**Aim**: Retype all of the data exactly as given.

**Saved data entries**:
* Begin *
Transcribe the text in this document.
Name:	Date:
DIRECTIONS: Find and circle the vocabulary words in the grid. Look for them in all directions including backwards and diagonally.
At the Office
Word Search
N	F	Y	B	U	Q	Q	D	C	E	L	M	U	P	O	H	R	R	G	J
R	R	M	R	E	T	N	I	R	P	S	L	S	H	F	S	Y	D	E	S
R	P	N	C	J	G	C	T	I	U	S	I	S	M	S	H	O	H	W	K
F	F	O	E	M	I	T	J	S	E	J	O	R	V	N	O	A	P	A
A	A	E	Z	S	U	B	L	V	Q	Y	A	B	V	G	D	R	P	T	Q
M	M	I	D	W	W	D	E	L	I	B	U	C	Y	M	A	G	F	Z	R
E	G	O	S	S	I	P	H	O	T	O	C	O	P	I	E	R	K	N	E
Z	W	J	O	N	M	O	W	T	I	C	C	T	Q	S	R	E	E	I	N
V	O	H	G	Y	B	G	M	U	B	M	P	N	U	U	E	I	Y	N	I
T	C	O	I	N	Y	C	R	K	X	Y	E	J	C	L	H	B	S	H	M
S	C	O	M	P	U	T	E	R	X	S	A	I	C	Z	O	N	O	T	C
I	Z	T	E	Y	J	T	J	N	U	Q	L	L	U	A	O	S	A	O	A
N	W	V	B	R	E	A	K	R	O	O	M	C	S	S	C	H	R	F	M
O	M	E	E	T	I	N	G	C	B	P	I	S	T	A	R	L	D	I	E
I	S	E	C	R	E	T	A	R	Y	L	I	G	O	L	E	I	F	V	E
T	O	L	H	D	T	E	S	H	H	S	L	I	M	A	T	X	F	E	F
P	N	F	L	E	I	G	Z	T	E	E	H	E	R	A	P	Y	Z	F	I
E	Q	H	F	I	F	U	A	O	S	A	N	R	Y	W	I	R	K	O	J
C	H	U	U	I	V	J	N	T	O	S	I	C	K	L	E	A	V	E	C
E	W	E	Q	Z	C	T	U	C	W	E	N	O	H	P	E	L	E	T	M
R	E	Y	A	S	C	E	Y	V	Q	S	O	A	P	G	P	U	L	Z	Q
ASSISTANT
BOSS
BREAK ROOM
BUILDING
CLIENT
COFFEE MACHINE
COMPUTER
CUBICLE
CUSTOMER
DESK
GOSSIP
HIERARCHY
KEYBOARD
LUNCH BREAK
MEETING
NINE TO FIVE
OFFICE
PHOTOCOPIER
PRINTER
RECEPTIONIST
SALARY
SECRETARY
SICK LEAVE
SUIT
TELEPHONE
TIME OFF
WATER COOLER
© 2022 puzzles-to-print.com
* End *
**Answer for the task**:
Transcribe the text in this document.
Name:	Date:
DIRECTIONS: Find and circle the vocabulary words in the grid. Look for them in all directions including backwards and diagonally.
At the Office
Word Search
N	F	Y	B	U	Q	Q	D	C	E	L	M	U	P	O	H	R	R	G	J
R	R	M	R	E	T	N	I	R	P	S	L	S	H	F	S	Y	D	E	S
R	P	N	C	J	G	C	T	I	U	S	I	S	M	S	H	O	H	W	K
F	F	O	E	M	I	T	J	S	E	J	O	R	V	N	O	A	P	A
A	A	E	Z	S	U	B	L	V	Q	Y	A	B	V	G	D	R	P	T	Q
M	M	I	D	W	W	D	E	L	I	B	U	C	Y	M	A	G	F	Z	R
E	G	O	S	S	I	P	H	O	T	O	C	O	P	I	E	R	K	N	E
Z	W	J	O	N	M	O	W	T	I	C	C	T	Q	S	R	E	E	I	N
V	O	H	G	Y	B	G	M	U	B	M	P	N	U	U	E	I	Y	N	I
T	C	O	I	N	Y	C	R	K	X	Y	E	J	C	L	H	B	S	H	M
S	C	O	M	P	U	T	E	R	X	S	A	I	C	Z	O	N	O	T	C
I	Z	T	E	Y	J	T	J	N	U	Q	L	L	U	A	O	S	A	O	A
N	W	V	B	R	E	A	K	R	O	O	M	C	S	S	C	H	R	F	M
O	M	E	E	T	I	N	G	C	B	P	I	S	T	A	R	L	D	I	E
I	S	E	C	R	E	T	A	R	Y	L	I	G	O	L	E	I	F	V	E
T	O	L	H	D	T	E	S	H	H	S	L	I	M	A	T	X	F	E	F
P	N	F	L	E	I	G	Z	T	E	E	H	E	R	A	P	Y	Z	F	I
E	Q	H	F	I	F	U	A	O	S	A	N	R	Y	W	I	R	K	O	J
C	H	U	U	I	V	J	N	T	O	S	I	C	K	L	E	A	V	E	C
E	W	E	Q	Z	C	T	U	C	W	E	N	O	H	P	E	L	E	T	M
R	E	Y	A	S	C	E	Y	V	Q	S	O	A	P	G	P	U	L	Z	Q
ASSISTANT
BOSS
BREAK ROOM
BUILDING
CLIENT
COFFEE MACHINE
COMPUTER
CUBICLE
CUSTOMER
DESK
GOSSIP
HIERARCHY
KEYBOARD
LUNCH BREAK
MEETING
NINE TO FIVE
OFFICE
PHOTOCOPIER
PRINTER
RECEPTIONIST
SALARY
SECRETARY
SICK LEAVE
SUIT
TELEPHONE
TIME OFF
WATER COOLER
© 2022 puzzles-to-print.com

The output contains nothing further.